▶ CHALLENGE
Reproduce each line bearing the word "imagen".

━━ DATA FOR PROCESSING ━━

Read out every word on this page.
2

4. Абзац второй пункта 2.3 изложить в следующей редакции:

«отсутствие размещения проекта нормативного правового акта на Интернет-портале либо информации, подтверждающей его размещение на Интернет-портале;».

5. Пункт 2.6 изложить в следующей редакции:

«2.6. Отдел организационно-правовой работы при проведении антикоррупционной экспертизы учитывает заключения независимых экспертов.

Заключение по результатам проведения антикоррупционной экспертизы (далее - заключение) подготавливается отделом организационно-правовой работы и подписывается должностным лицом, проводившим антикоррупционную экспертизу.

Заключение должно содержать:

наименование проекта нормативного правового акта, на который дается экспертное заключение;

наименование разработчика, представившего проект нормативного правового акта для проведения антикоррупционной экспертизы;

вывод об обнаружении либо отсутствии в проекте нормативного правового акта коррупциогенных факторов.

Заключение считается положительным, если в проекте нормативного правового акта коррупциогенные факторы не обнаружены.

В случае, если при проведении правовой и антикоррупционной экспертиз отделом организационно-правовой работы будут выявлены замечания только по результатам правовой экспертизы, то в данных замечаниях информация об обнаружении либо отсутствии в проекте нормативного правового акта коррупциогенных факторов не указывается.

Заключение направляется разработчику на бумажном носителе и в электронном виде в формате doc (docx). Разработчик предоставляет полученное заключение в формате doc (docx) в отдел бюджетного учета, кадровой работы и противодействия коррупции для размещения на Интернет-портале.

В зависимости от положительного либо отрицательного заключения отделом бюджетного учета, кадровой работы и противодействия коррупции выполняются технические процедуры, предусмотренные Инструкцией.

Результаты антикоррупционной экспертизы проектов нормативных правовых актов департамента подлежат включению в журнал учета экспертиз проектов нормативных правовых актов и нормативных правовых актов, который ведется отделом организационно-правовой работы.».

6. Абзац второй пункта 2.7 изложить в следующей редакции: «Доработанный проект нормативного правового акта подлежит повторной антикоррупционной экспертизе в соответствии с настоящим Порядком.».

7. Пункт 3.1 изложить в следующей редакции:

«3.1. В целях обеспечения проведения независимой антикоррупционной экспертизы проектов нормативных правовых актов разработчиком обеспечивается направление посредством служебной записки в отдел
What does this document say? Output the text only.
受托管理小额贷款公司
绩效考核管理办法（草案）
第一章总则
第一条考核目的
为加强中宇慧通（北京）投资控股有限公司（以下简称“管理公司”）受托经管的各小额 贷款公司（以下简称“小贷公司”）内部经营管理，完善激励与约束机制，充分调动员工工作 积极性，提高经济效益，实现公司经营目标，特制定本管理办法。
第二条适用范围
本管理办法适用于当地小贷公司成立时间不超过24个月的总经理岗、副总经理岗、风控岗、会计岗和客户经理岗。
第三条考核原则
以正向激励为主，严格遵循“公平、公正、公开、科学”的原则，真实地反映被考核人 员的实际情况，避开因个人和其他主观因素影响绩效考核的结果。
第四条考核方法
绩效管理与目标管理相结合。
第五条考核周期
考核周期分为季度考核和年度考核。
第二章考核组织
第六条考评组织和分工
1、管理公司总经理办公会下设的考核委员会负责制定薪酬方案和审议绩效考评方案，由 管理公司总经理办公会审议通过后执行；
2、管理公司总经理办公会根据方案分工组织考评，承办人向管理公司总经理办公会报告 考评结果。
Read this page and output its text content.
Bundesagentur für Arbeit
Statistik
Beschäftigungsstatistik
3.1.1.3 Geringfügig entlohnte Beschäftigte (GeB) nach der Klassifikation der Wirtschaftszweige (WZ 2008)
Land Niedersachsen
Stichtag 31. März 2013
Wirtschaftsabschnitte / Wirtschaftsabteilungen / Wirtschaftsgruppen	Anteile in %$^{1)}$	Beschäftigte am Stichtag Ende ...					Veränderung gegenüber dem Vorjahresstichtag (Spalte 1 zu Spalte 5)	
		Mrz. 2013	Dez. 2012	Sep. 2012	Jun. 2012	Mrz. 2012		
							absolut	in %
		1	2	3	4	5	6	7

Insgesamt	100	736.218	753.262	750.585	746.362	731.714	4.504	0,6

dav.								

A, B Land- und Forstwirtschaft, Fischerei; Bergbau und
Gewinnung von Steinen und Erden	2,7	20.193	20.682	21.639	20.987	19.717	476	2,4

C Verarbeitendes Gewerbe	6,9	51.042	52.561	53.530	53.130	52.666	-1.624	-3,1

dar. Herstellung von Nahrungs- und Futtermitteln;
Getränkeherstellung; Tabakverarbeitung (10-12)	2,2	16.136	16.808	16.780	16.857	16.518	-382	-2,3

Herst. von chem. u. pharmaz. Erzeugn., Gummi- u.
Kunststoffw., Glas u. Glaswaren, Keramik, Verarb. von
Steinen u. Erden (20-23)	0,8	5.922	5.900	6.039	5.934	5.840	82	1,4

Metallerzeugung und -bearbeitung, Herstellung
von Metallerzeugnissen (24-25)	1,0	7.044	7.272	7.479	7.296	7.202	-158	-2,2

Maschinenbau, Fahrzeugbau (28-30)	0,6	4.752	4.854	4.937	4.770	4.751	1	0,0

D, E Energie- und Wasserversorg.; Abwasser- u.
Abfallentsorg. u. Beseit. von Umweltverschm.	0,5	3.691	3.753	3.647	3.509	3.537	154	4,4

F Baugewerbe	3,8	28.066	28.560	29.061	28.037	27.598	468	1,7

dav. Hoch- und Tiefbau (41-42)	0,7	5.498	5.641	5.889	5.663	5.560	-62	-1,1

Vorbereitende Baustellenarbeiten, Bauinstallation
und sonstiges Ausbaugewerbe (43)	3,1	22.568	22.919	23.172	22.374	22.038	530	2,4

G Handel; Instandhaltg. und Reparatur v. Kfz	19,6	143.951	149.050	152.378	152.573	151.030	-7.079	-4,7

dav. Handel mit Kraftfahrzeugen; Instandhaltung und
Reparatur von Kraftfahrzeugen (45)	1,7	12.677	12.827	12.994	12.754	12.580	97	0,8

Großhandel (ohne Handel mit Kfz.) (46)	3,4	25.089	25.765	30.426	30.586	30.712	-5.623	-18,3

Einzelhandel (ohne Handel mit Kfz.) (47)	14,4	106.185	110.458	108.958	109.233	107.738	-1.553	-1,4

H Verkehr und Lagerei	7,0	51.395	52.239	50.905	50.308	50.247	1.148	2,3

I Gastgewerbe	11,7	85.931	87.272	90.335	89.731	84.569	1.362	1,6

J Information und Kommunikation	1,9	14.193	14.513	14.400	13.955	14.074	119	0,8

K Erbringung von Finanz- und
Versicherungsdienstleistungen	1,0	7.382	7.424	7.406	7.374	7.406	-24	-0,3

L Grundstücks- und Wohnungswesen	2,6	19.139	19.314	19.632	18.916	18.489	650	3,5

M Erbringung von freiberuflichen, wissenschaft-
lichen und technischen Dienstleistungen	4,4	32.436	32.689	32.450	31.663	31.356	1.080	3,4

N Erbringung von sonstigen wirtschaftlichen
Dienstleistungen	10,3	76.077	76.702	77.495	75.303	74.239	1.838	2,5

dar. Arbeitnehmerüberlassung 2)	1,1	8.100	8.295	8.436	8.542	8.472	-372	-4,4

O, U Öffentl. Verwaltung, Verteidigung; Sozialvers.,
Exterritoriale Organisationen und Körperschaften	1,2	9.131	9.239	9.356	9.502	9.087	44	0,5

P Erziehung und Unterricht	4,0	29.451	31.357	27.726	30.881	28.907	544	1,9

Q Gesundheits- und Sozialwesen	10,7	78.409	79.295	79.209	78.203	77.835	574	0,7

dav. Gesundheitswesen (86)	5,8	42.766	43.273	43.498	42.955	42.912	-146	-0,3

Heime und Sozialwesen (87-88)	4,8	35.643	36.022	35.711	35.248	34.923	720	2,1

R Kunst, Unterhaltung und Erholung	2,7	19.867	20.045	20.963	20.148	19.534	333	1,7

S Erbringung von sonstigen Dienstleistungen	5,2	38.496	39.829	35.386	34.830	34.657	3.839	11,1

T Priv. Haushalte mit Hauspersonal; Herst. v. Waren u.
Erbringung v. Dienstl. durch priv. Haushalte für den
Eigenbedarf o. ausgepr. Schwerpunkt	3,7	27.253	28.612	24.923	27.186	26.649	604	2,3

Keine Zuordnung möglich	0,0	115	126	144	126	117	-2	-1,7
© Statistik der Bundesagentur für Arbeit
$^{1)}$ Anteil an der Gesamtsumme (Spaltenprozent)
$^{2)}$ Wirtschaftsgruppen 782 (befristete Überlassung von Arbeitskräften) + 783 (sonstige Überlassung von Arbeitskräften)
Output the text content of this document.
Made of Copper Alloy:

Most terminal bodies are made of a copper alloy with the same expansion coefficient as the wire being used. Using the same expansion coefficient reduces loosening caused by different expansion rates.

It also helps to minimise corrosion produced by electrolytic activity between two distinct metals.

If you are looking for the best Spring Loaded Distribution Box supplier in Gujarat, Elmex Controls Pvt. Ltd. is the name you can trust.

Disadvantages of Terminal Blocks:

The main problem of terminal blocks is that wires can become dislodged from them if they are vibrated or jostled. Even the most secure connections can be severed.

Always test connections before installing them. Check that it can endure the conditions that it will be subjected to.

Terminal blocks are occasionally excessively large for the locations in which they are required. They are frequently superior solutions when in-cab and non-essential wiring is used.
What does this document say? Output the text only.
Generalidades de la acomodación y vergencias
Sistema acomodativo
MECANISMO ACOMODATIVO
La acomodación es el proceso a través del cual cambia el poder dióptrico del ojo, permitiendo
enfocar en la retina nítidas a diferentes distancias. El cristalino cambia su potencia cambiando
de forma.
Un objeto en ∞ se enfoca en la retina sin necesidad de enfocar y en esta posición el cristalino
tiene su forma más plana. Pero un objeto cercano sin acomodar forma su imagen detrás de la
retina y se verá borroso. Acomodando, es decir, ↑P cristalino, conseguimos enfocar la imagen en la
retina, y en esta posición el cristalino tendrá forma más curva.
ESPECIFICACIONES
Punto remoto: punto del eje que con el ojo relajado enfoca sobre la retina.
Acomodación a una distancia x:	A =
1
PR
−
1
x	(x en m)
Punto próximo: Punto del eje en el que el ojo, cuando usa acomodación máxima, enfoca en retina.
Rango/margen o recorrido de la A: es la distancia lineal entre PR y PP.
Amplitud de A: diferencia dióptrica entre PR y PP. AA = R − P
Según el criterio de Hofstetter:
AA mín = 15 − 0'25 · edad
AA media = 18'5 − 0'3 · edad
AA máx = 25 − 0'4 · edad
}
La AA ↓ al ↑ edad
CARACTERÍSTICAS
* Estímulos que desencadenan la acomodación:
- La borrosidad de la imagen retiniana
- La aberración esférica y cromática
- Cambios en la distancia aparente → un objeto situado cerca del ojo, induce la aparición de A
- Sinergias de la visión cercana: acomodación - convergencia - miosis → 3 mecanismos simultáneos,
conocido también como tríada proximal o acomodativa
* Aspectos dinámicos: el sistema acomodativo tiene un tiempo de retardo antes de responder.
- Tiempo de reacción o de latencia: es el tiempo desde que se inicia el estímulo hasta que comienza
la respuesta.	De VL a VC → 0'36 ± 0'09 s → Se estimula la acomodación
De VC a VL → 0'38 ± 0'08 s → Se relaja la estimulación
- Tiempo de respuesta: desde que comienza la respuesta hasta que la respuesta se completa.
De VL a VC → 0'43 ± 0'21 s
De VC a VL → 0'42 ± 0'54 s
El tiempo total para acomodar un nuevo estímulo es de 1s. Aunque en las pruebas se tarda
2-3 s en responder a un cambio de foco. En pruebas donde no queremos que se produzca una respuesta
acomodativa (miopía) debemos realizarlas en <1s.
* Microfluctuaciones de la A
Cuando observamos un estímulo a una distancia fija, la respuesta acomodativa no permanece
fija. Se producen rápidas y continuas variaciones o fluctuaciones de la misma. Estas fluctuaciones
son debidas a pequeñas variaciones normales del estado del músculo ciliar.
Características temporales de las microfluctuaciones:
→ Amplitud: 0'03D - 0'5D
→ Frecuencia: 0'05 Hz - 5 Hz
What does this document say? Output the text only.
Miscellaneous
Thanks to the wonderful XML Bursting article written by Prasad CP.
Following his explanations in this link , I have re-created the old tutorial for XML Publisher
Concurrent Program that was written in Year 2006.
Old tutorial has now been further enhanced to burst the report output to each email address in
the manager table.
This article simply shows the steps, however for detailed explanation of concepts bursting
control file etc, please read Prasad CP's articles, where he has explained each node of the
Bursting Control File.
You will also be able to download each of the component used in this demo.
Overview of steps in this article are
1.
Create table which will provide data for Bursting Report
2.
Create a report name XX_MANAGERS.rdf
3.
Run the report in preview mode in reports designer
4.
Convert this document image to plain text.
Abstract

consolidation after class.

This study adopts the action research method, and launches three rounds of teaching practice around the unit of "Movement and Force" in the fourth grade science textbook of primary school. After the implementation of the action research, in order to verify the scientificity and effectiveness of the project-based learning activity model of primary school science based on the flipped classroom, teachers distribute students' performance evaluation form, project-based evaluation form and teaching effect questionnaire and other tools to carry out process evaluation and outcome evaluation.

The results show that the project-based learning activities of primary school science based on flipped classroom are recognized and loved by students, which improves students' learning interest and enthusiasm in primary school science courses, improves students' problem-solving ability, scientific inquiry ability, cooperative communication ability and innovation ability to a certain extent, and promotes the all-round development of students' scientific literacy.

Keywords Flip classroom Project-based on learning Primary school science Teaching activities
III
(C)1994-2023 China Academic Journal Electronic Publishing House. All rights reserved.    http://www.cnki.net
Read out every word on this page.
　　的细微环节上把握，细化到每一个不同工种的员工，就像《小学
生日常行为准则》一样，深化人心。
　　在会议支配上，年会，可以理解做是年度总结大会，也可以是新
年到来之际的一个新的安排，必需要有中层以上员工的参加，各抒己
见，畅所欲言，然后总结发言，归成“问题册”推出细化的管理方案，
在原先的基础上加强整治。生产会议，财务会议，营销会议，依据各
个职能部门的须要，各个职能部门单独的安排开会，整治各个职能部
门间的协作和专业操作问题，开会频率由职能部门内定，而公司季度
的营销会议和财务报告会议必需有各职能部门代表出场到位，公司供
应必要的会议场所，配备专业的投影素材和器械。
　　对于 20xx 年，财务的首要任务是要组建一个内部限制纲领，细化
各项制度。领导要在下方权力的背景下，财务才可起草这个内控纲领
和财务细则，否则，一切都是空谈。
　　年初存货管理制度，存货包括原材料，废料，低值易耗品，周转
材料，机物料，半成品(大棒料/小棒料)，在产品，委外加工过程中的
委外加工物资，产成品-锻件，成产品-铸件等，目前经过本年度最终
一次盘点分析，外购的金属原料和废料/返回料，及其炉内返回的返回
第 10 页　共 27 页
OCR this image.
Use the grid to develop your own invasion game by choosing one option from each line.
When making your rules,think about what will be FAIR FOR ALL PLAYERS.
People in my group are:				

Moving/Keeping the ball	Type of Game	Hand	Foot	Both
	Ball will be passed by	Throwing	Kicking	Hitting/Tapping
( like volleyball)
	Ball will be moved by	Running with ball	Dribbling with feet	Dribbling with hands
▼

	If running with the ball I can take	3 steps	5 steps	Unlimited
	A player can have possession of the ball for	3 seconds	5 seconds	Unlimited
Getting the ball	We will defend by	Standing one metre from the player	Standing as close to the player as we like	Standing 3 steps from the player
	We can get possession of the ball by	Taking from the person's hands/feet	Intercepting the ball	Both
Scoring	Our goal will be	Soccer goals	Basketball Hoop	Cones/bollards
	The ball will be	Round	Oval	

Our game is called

━━━

▶ RESPONSE TO THIS TASK
tiene su forma más plana. Pero un objeto cercano sin acomodar forma su imagen detrás de la
retina y se verá borroso. Acomodando, es decir, ↑P cristalino, conseguimos enfocar la imagen en la
- La borrosidad de la imagen retiniana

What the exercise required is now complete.